Data items
::::::

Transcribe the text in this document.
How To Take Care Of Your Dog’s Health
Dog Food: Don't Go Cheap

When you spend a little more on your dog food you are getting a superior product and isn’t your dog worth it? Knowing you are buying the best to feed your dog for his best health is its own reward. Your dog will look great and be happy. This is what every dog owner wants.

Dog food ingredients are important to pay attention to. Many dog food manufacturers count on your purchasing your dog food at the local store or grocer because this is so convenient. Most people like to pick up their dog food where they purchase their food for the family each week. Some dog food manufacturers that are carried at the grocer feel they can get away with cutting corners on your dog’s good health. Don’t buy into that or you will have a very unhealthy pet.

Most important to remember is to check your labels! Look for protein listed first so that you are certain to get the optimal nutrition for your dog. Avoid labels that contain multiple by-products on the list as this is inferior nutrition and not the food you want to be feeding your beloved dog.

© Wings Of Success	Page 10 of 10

::::::

● TASK OBJECTIVE
Pull every line holding "important" out of the records.

● RESULT OF THE TASK
Dog food ingredients are important to pay attention to. Many dog food manufacturers count on your purchasing your dog food at the local store or grocer because this is so convenient. Most people like to pick up their dog food where they purchase their food for the family each week. Some dog food manufacturers that are carried at the grocer feel they can get away with cutting corners on your dog’s good health. Don’t buy into that or you will have a very unhealthy pet.
Most important to remember is to check your labels! Look for protein listed first so that you are certain to get the optimal nutrition for your dog. Avoid labels that contain multiple by-products on the list as this is inferior nutrition and not the food you want to be feeding your beloved dog.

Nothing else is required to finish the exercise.